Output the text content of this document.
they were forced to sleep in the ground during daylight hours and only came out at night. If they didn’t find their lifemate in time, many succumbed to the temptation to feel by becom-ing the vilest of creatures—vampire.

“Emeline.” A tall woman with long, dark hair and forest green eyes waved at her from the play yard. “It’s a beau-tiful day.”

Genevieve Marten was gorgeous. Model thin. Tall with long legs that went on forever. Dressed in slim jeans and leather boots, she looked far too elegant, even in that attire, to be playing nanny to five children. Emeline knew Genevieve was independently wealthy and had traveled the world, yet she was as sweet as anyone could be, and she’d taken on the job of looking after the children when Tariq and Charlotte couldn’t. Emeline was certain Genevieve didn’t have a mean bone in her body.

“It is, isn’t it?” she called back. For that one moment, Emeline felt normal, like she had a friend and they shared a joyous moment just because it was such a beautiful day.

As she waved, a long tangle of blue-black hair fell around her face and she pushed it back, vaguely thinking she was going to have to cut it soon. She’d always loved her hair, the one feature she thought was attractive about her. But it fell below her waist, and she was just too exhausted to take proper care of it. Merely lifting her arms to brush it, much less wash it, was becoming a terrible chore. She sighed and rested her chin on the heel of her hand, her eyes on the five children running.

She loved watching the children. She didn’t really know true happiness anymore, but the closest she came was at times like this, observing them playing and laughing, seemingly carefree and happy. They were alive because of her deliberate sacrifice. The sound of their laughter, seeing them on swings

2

==*==

REQUIREMENTS: Look through the data above. Find each line with the string "this" and copy it.

SOLVED PROBLEM:
Output the text content of this document.
She loved watching the children. She didn’t really know true happiness anymore, but the closest she came was at times like this, observing them playing and laughing, seemingly carefree and happy. They were alive because of her deliberate sacrifice. The sound of their laughter, seeing them on swings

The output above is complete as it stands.